*EXERCISE*
In the records below, find each line with the word "Junquito" and copy it.

*INFORMATION SHOWN*
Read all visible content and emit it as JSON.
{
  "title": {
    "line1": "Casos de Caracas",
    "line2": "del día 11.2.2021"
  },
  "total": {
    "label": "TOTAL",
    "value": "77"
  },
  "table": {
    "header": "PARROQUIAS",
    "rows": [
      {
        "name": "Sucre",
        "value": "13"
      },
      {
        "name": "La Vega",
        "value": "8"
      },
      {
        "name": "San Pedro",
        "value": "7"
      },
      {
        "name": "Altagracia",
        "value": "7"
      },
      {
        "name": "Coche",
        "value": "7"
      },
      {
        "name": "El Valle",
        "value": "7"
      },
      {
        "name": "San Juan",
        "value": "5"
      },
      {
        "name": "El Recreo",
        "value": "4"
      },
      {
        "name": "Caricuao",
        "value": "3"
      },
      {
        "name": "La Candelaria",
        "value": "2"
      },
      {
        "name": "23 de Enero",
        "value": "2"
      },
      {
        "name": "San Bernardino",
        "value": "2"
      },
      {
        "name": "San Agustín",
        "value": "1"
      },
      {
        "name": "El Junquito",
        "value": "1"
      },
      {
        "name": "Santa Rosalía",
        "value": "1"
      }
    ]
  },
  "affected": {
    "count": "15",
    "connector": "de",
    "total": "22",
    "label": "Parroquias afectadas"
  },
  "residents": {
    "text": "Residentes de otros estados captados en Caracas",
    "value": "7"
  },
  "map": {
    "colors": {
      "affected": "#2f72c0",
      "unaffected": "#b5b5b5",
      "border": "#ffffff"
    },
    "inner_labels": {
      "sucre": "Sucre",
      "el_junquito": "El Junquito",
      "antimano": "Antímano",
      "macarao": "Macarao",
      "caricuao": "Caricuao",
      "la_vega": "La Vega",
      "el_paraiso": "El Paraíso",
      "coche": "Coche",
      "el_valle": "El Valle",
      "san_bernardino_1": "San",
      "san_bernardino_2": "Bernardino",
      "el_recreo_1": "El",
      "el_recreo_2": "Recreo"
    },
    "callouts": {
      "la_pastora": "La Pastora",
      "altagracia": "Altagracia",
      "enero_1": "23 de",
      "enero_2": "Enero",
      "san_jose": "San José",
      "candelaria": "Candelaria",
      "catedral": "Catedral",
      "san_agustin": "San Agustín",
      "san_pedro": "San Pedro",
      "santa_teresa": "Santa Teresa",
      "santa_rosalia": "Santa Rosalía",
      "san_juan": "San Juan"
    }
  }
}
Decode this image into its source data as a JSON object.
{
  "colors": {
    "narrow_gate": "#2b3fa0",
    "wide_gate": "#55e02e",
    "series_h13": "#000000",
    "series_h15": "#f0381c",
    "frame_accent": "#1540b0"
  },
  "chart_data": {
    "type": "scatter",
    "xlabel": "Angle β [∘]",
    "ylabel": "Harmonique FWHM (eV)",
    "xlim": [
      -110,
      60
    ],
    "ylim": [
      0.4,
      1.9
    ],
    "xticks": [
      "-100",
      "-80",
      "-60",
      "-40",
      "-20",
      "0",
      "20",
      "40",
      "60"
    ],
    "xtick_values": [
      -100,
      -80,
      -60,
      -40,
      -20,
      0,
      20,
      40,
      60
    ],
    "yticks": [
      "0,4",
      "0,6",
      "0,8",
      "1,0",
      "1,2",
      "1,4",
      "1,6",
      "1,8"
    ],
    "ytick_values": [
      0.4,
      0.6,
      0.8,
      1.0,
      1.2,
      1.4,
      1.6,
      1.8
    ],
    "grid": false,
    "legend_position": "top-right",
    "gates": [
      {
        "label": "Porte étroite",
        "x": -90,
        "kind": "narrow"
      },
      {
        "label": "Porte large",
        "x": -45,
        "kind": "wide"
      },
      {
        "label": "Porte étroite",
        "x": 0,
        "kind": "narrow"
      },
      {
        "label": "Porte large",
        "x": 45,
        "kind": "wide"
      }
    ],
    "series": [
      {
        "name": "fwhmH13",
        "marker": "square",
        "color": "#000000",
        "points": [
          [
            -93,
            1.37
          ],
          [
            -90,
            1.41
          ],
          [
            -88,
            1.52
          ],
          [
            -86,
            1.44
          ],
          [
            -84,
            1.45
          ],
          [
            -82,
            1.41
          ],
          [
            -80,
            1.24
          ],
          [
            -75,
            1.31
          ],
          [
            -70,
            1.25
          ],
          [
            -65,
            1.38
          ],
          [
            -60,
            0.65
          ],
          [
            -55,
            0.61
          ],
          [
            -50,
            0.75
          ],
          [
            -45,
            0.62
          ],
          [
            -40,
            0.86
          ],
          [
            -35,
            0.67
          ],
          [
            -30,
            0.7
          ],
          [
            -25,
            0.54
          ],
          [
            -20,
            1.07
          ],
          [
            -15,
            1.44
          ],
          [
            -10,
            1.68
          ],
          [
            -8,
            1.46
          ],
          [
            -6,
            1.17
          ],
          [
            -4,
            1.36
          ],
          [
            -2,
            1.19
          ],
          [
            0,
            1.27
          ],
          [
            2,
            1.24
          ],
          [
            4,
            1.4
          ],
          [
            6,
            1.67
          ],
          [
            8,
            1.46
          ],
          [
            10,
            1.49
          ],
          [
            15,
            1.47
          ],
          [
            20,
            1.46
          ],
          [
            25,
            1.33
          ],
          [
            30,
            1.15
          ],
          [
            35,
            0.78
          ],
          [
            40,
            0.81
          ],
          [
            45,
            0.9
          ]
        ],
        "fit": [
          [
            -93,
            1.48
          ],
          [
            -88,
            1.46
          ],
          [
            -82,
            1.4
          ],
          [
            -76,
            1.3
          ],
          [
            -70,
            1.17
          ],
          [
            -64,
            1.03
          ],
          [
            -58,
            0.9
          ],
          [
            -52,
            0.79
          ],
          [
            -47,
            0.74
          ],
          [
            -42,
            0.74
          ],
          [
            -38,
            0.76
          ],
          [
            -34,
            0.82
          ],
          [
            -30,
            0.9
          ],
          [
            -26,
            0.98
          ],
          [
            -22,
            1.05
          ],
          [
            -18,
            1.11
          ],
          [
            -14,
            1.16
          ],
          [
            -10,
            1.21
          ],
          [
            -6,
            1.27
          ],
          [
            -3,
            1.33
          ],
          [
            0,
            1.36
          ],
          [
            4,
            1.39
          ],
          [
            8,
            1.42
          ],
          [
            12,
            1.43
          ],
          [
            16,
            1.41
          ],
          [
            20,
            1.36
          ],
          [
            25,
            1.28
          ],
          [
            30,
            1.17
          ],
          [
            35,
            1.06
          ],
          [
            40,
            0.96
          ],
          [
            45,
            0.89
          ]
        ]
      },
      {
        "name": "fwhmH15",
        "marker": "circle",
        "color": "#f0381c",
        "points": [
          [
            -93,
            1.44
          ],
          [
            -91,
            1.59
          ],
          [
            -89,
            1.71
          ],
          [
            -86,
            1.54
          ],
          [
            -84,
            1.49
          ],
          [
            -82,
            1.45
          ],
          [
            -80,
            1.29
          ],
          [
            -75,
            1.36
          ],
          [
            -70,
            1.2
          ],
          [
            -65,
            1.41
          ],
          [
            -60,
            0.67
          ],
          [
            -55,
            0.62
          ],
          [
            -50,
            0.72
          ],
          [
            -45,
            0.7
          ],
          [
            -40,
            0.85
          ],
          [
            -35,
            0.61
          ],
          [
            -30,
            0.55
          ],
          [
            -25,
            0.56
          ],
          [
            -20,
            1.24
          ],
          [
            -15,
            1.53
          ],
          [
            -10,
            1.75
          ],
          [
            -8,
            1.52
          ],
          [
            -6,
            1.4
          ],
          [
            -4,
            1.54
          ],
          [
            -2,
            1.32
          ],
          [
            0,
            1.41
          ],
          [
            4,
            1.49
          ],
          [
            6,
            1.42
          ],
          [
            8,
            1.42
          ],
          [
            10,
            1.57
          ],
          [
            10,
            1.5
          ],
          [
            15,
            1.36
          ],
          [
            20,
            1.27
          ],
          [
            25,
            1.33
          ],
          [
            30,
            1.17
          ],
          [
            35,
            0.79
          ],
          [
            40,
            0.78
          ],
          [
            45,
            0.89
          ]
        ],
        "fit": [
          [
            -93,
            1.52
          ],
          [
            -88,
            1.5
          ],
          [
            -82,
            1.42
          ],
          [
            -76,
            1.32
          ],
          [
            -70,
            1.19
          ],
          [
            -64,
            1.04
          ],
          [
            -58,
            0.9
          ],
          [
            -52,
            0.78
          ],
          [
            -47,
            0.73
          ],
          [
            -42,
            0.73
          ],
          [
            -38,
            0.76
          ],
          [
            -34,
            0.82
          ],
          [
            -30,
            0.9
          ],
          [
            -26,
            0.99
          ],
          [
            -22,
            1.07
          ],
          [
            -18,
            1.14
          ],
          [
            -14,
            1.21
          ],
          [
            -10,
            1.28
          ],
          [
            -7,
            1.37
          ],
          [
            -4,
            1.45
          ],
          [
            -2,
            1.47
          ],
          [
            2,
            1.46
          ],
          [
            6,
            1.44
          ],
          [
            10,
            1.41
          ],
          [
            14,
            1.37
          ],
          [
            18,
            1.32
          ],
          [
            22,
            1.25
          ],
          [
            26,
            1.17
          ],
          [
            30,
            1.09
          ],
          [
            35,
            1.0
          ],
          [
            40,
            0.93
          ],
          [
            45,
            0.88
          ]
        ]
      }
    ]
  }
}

*SOLUTION BELOW*
        "name": "El Junquito",
      "el_junquito": "El Junquito",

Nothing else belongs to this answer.